--- begin Data ---

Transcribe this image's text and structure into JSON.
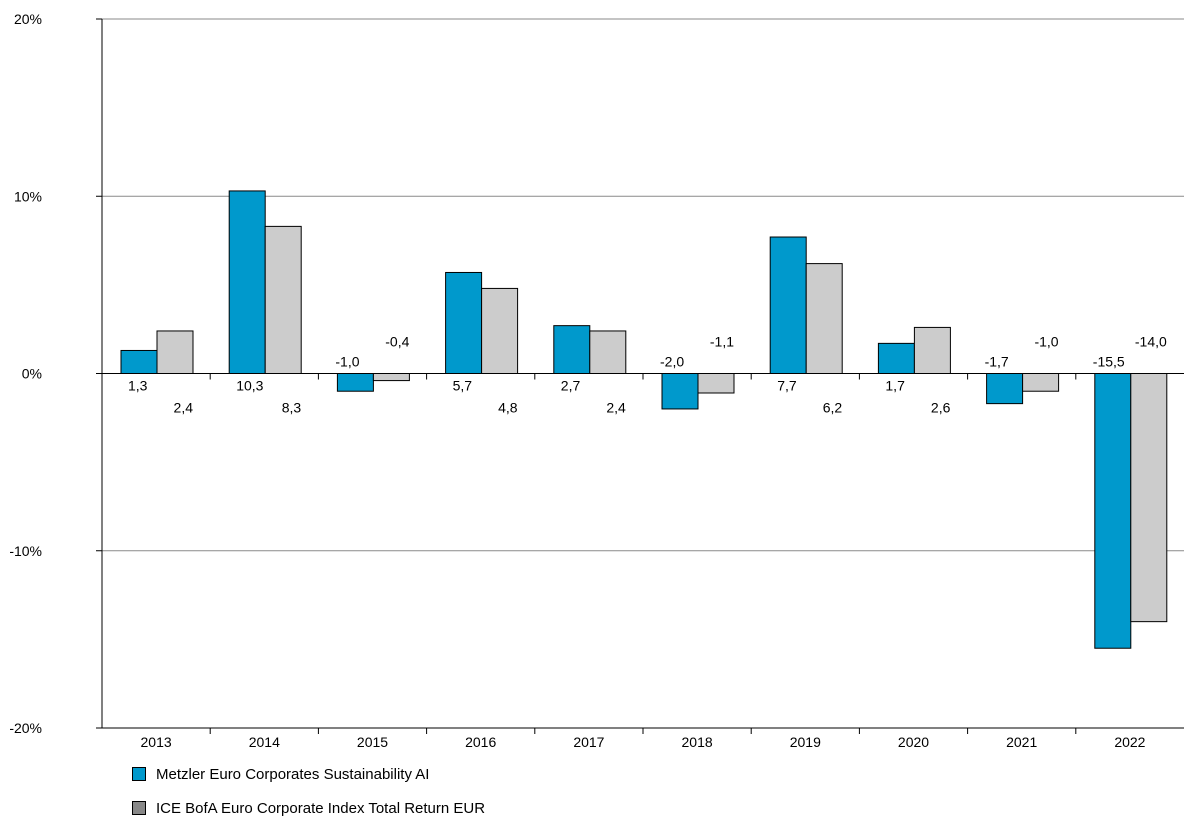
{
  "chart_data": {
    "type": "bar",
    "categories": [
      "2013",
      "2014",
      "2015",
      "2016",
      "2017",
      "2018",
      "2019",
      "2020",
      "2021",
      "2022"
    ],
    "series": [
      {
        "name": "Metzler Euro Corporates Sustainability AI",
        "values": [
          1.3,
          10.3,
          -1.0,
          5.7,
          2.7,
          -2.0,
          7.7,
          1.7,
          -1.7,
          -15.5
        ],
        "labels": [
          "1,3",
          "10,3",
          "-1,0",
          "5,7",
          "2,7",
          "-2,0",
          "7,7",
          "1,7",
          "-1,7",
          "-15,5"
        ],
        "color": "#0099cc",
        "legend_color": "#0099cc"
      },
      {
        "name": "ICE BofA Euro Corporate Index Total Return EUR",
        "values": [
          2.4,
          8.3,
          -0.4,
          4.8,
          2.4,
          -1.1,
          6.2,
          2.6,
          -1.0,
          -14.0
        ],
        "labels": [
          "2,4",
          "8,3",
          "-0,4",
          "4,8",
          "2,4",
          "-1,1",
          "6,2",
          "2,6",
          "-1,0",
          "-14,0"
        ],
        "color": "#cccccc",
        "legend_color": "#888888"
      }
    ],
    "y_ticks": [
      20,
      10,
      0,
      -10,
      -20
    ],
    "y_tick_labels": [
      "20%",
      "10%",
      "0%",
      "-10%",
      "-20%"
    ],
    "ylim": [
      -20,
      20
    ],
    "grid": true,
    "legend_position": "bottom-left"
  }
}
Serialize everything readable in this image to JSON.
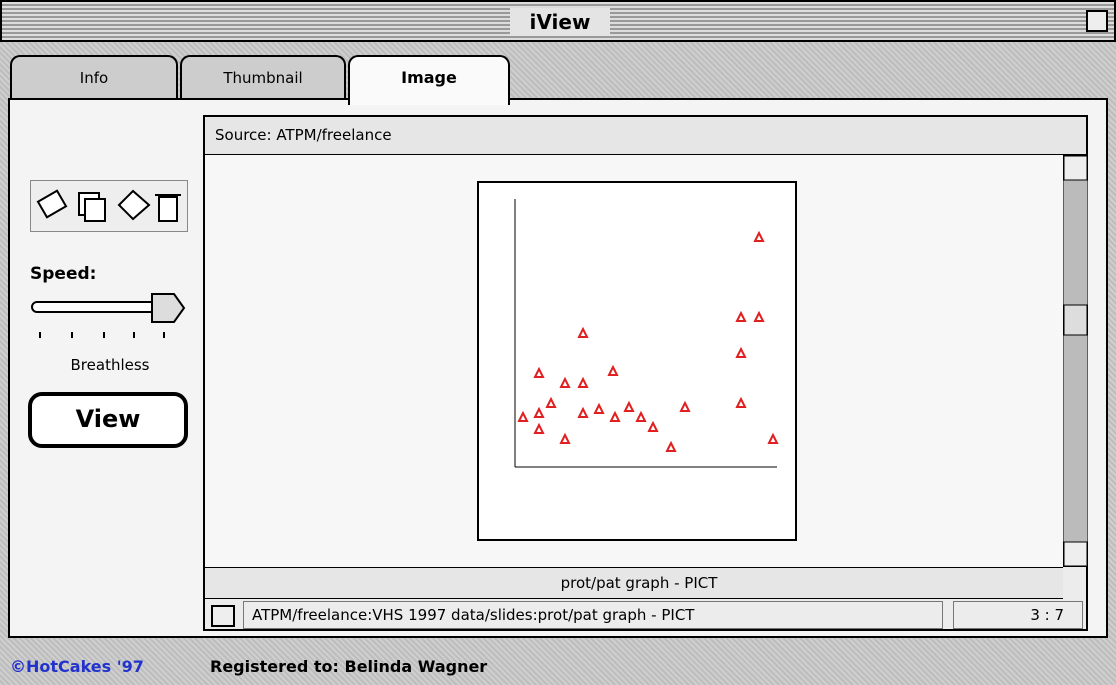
{
  "window": {
    "title": "iView"
  },
  "tabs": [
    "Info",
    "Thumbnail",
    "Image"
  ],
  "sidebar": {
    "speed_label": "Speed:",
    "speed_setting": "Breathless",
    "view_button": "View"
  },
  "viewer": {
    "source": "Source: ATPM/freelance",
    "caption": "prot/pat graph - PICT",
    "path": "ATPM/freelance:VHS 1997 data/slides:prot/pat graph - PICT",
    "counter": "3 : 7"
  },
  "footer": {
    "copyright": "©HotCakes '97",
    "registration": "Registered to: Belinda Wagner"
  }
}
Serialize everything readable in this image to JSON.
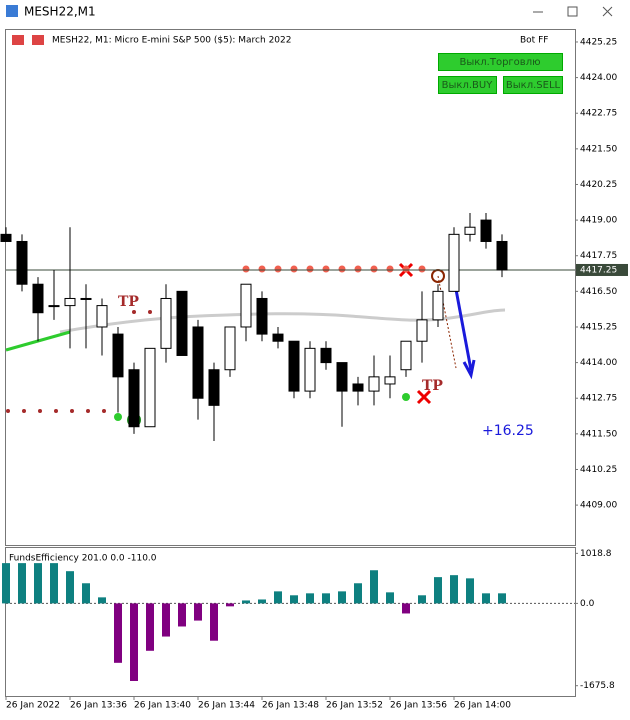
{
  "window": {
    "title": "MESH22,M1"
  },
  "ui": {
    "header": "MESH22, M1:  Micro E-mini S&P 500 ($5): March 2022",
    "bot": "Bot FF",
    "buttons": [
      "Выкл.Торговлю",
      "Выкл.BUY",
      "Выкл.SELL"
    ]
  },
  "chart_data": [
    {
      "type": "candlestick",
      "categories": [
        "26 Jan 2022",
        null,
        null,
        null,
        "26 Jan 13:36",
        null,
        null,
        null,
        "26 Jan 13:40",
        null,
        null,
        null,
        "26 Jan 13:44",
        null,
        null,
        null,
        "26 Jan 13:48",
        null,
        null,
        null,
        "26 Jan 13:52",
        null,
        null,
        null,
        "26 Jan 13:56",
        null,
        null,
        null,
        "26 Jan 14:00",
        null,
        null,
        null
      ],
      "open": [
        4418.5,
        4418.25,
        4416.75,
        4416,
        4416,
        4416.25,
        4415.25,
        4415,
        4413.75,
        4411.75,
        4414.5,
        4416.5,
        4415.25,
        4413.75,
        4413.75,
        4415.25,
        4416.25,
        4415,
        4414.75,
        4413,
        4414.5,
        4414,
        4413.25,
        4413,
        4413.25,
        4413.75,
        4414.75,
        4415.5,
        4416.5,
        4418.5,
        4419,
        4418.25
      ],
      "high": [
        4418.75,
        4418.5,
        4417,
        4417.25,
        4418.75,
        4416.75,
        4416.25,
        4415.25,
        4414,
        4414.5,
        4416.75,
        4416.5,
        4415.5,
        4414,
        4415.25,
        4416.75,
        4416.5,
        4415.25,
        4414.75,
        4414.75,
        4414.75,
        4414,
        4413.5,
        4414.25,
        4414.25,
        4414.75,
        4416.5,
        4416.75,
        4418.75,
        4419.25,
        4419.25,
        4418.5
      ],
      "low": [
        4418.25,
        4416.5,
        4414.75,
        4415.5,
        4414.5,
        4414.5,
        4414.25,
        4412.25,
        4411.5,
        4411.75,
        4414,
        4414.25,
        4412,
        4411.25,
        4413.5,
        4414.75,
        4414.75,
        4414.5,
        4412.75,
        4412.75,
        4413.75,
        4411.75,
        4412.5,
        4412.5,
        4412.75,
        4413.5,
        4414,
        4415.25,
        4416.5,
        4418.25,
        4418,
        4417
      ],
      "close": [
        4418.25,
        4416.75,
        4415.75,
        4416,
        4416.25,
        4416.25,
        4416,
        4413.5,
        4411.75,
        4414.5,
        4416.25,
        4414.25,
        4412.75,
        4412.5,
        4415.25,
        4416.75,
        4415,
        4414.75,
        4413,
        4414.5,
        4414,
        4413,
        4413,
        4413.5,
        4413.5,
        4414.75,
        4415.5,
        4416.5,
        4418.5,
        4418.75,
        4418.25,
        4417.25
      ],
      "up_color": "#ffffff",
      "down_color": "#000000",
      "ylim": [
        4407.6,
        4425.6
      ],
      "yticks": [
        4425.25,
        {
          "value": 4424,
          "label": "4424.00"
        },
        4422.75,
        {
          "value": 4421.5,
          "label": "4421.50"
        },
        4420.25,
        {
          "value": 4419,
          "label": "4419.00"
        },
        4417.75,
        {
          "value": 4416.5,
          "label": "4416.50"
        },
        4415.25,
        {
          "value": 4414,
          "label": "4414.00"
        },
        4412.75,
        {
          "value": 4411.5,
          "label": "4411.50"
        },
        4410.25,
        {
          "value": 4409,
          "label": "4409.00"
        }
      ],
      "last_price": 4417.25,
      "annotations": [
        "TP",
        "TP",
        "+16.25"
      ]
    },
    {
      "type": "bar",
      "title": "FundsEfficiency 201.0 0.0 -110.0",
      "values": [
        820,
        820,
        820,
        820,
        656,
        410,
        123,
        -1210,
        -1580,
        -965,
        -675,
        -470,
        -350,
        -760,
        -60,
        60,
        80,
        245,
        165,
        205,
        205,
        245,
        410,
        675,
        225,
        -205,
        165,
        535,
        575,
        510,
        205,
        205
      ],
      "positive_color": "#0e8080",
      "negative_color": "#800080",
      "ylim": [
        -1906,
        1128
      ],
      "yticks": [
        1018.8,
        {
          "value": 0,
          "label": "0.0"
        },
        -1675.8
      ]
    }
  ]
}
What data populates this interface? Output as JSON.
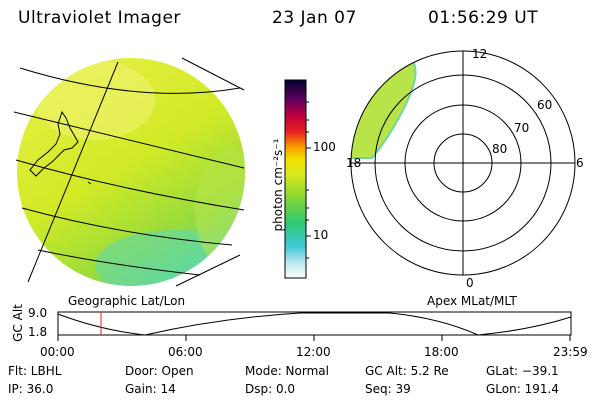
{
  "header": {
    "title": "Ultraviolet Imager",
    "date": "23 Jan 07",
    "time": "01:56:29 UT"
  },
  "colorbar": {
    "unit_label": "photon cm⁻²s⁻¹",
    "tick_100": "100",
    "tick_10": "10"
  },
  "polar": {
    "mlt_labels": {
      "top": "12",
      "right": "6",
      "bottom": "0",
      "left": "18"
    },
    "lat_labels": [
      "60",
      "70",
      "80"
    ]
  },
  "panels": {
    "left_caption": "Geographic Lat/Lon",
    "right_caption": "Apex MLat/MLT"
  },
  "altitude_plot": {
    "ylabel": "GC Alt",
    "ymax": "9.0",
    "ymin": "1.8",
    "x_ticks": [
      "00:00",
      "06:00",
      "12:00",
      "18:00",
      "23:59"
    ],
    "marker_time": "01:56"
  },
  "status": {
    "flt": "Flt: LBHL",
    "ip": "IP: 36.0",
    "door": "Door: Open",
    "gain": "Gain: 14",
    "mode": "Mode: Normal",
    "dsp": "Dsp:     0.0",
    "gc_alt": "GC Alt: 5.2 Re",
    "seq": "Seq: 39",
    "glat": "GLat: −39.1",
    "glon": "GLon: 191.4"
  },
  "colors": {
    "fill_main": "#d8ec2a",
    "fill_green": "#88d840",
    "fill_teal": "#5ad8a0",
    "marker": "#e02020"
  }
}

--- end Data ---

Make an exact copy of every record, pictures excluded.

Exercise solution:
Transcribe this image's text and structure into JSON.
{
  "chart_data": {
    "type": "bar",
    "categories": [
      "2013",
      "2014",
      "2015",
      "2016",
      "2017",
      "2018",
      "2019",
      "2020",
      "2021",
      "2022"
    ],
    "series": [
      {
        "name": "Metzler Euro Corporates Sustainability AI",
        "values": [
          1.3,
          10.3,
          -1.0,
          5.7,
          2.7,
          -2.0,
          7.7,
          1.7,
          -1.7,
          -15.5
        ],
        "labels": [
          "1,3",
          "10,3",
          "-1,0",
          "5,7",
          "2,7",
          "-2,0",
          "7,7",
          "1,7",
          "-1,7",
          "-15,5"
        ],
        "color": "#0099cc",
        "legend_color": "#0099cc"
      },
      {
        "name": "ICE BofA Euro Corporate Index Total Return EUR",
        "values": [
          2.4,
          8.3,
          -0.4,
          4.8,
          2.4,
          -1.1,
          6.2,
          2.6,
          -1.0,
          -14.0
        ],
        "labels": [
          "2,4",
          "8,3",
          "-0,4",
          "4,8",
          "2,4",
          "-1,1",
          "6,2",
          "2,6",
          "-1,0",
          "-14,0"
        ],
        "color": "#cccccc",
        "legend_color": "#888888"
      }
    ],
    "y_ticks": [
      20,
      10,
      0,
      -10,
      -20
    ],
    "y_tick_labels": [
      "20%",
      "10%",
      "0%",
      "-10%",
      "-20%"
    ],
    "ylim": [
      -20,
      20
    ],
    "grid": true,
    "legend_position": "bottom-left"
  }
}
Serialize everything readable in this image to JSON.
{
  "window": {
    "title": "iView"
  },
  "tabs": [
    "Info",
    "Thumbnail",
    "Image"
  ],
  "sidebar": {
    "speed_label": "Speed:",
    "speed_setting": "Breathless",
    "view_button": "View"
  },
  "viewer": {
    "source": "Source: ATPM/freelance",
    "caption": "prot/pat graph - PICT",
    "path": "ATPM/freelance:VHS 1997 data/slides:prot/pat graph - PICT",
    "counter": "3 : 7"
  },
  "footer": {
    "copyright": "©HotCakes '97",
    "registration": "Registered to: Belinda Wagner"
  }
}
Serialize everything readable in this image to JSON.
{
  "window": {
    "title": "MESH22,M1"
  },
  "ui": {
    "header": "MESH22, M1:  Micro E-mini S&P 500 ($5): March 2022",
    "bot": "Bot FF",
    "buttons": [
      "Выкл.Торговлю",
      "Выкл.BUY",
      "Выкл.SELL"
    ]
  },
  "chart_data": [
    {
      "type": "candlestick",
      "categories": [
        "26 Jan 2022",
        null,
        null,
        null,
        "26 Jan 13:36",
        null,
        null,
        null,
        "26 Jan 13:40",
        null,
        null,
        null,
        "26 Jan 13:44",
        null,
        null,
        null,
        "26 Jan 13:48",
        null,
        null,
        null,
        "26 Jan 13:52",
        null,
        null,
        null,
        "26 Jan 13:56",
        null,
        null,
        null,
        "26 Jan 14:00",
        null,
        null,
        null
      ],
      "open": [
        4418.5,
        4418.25,
        4416.75,
        4416,
        4416,
        4416.25,
        4415.25,
        4415,
        4413.75,
        4411.75,
        4414.5,
        4416.5,
        4415.25,
        4413.75,
        4413.75,
        4415.25,
        4416.25,
        4415,
        4414.75,
        4413,
        4414.5,
        4414,
        4413.25,
        4413,
        4413.25,
        4413.75,
        4414.75,
        4415.5,
        4416.5,
        4418.5,
        4419,
        4418.25
      ],
      "high": [
        4418.75,
        4418.5,
        4417,
        4417.25,
        4418.75,
        4416.75,
        4416.25,
        4415.25,
        4414,
        4414.5,
        4416.75,
        4416.5,
        4415.5,
        4414,
        4415.25,
        4416.75,
        4416.5,
        4415.25,
        4414.75,
        4414.75,
        4414.75,
        4414,
        4413.5,
        4414.25,
        4414.25,
        4414.75,
        4416.5,
        4416.75,
        4418.75,
        4419.25,
        4419.25,
        4418.5
      ],
      "low": [
        4418.25,
        4416.5,
        4414.75,
        4415.5,
        4414.5,
        4414.5,
        4414.25,
        4412.25,
        4411.5,
        4411.75,
        4414,
        4414.25,
        4412,
        4411.25,
        4413.5,
        4414.75,
        4414.75,
        4414.5,
        4412.75,
        4412.75,
        4413.75,
        4411.75,
        4412.5,
        4412.5,
        4412.75,
        4413.5,
        4414,
        4415.25,
        4416.5,
        4418.25,
        4418,
        4417
      ],
      "close": [
        4418.25,
        4416.75,
        4415.75,
        4416,
        4416.25,
        4416.25,
        4416,
        4413.5,
        4411.75,
        4414.5,
        4416.25,
        4414.25,
        4412.75,
        4412.5,
        4415.25,
        4416.75,
        4415,
        4414.75,
        4413,
        4414.5,
        4414,
        4413,
        4413,
        4413.5,
        4413.5,
        4414.75,
        4415.5,
        4416.5,
        4418.5,
        4418.75,
        4418.25,
        4417.25
      ],
      "up_color": "#ffffff",
      "down_color": "#000000",
      "ylim": [
        4407.6,
        4425.6
      ],
      "yticks": [
        4425.25,
        {
          "value": 4424,
          "label": "4424.00"
        },
        4422.75,
        {
          "value": 4421.5,
          "label": "4421.50"
        },
        4420.25,
        {
          "value": 4419,
          "label": "4419.00"
        },
        4417.75,
        {
          "value": 4416.5,
          "label": "4416.50"
        },
        4415.25,
        {
          "value": 4414,
          "label": "4414.00"
        },
        4412.75,
        {
          "value": 4411.5,
          "label": "4411.50"
        },
        4410.25,
        {
          "value": 4409,
          "label": "4409.00"
        }
      ],
      "last_price": 4417.25,
      "annotations": [
        "TP",
        "TP",
        "+16.25"
      ]
    },
    {
      "type": "bar",
      "title": "FundsEfficiency 201.0 0.0 -110.0",
      "values": [
        820,
        820,
        820,
        820,
        656,
        410,
        123,
        -1210,
        -1580,
        -965,
        -675,
        -470,
        -350,
        -760,
        -60,
        60,
        80,
        245,
        165,
        205,
        205,
        245,
        410,
        675,
        225,
        -205,
        165,
        535,
        575,
        510,
        205,
        205
      ],
      "positive_color": "#0e8080",
      "negative_color": "#800080",
      "ylim": [
        -1906,
        1128
      ],
      "yticks": [
        1018.8,
        {
          "value": 0,
          "label": "0.0"
        },
        -1675.8
      ]
    }
  ]
}
What data populates this interface? Output as JSON.
{
  "header": {
    "title": "Ultraviolet Imager",
    "date": "23 Jan 07",
    "time": "01:56:29 UT"
  },
  "colorbar": {
    "unit_label": "photon cm⁻²s⁻¹",
    "tick_100": "100",
    "tick_10": "10"
  },
  "polar": {
    "mlt_labels": {
      "top": "12",
      "right": "6",
      "bottom": "0",
      "left": "18"
    },
    "lat_labels": [
      "60",
      "70",
      "80"
    ]
  },
  "panels": {
    "left_caption": "Geographic Lat/Lon",
    "right_caption": "Apex MLat/MLT"
  },
  "altitude_plot": {
    "ylabel": "GC Alt",
    "ymax": "9.0",
    "ymin": "1.8",
    "x_ticks": [
      "00:00",
      "06:00",
      "12:00",
      "18:00",
      "23:59"
    ],
    "marker_time": "01:56"
  },
  "status": {
    "flt": "Flt: LBHL",
    "ip": "IP: 36.0",
    "door": "Door: Open",
    "gain": "Gain: 14",
    "mode": "Mode: Normal",
    "dsp": "Dsp:     0.0",
    "gc_alt": "GC Alt: 5.2 Re",
    "seq": "Seq: 39",
    "glat": "GLat: −39.1",
    "glon": "GLon: 191.4"
  },
  "colors": {
    "fill_main": "#d8ec2a",
    "fill_green": "#88d840",
    "fill_teal": "#5ad8a0",
    "marker": "#e02020"
  }
}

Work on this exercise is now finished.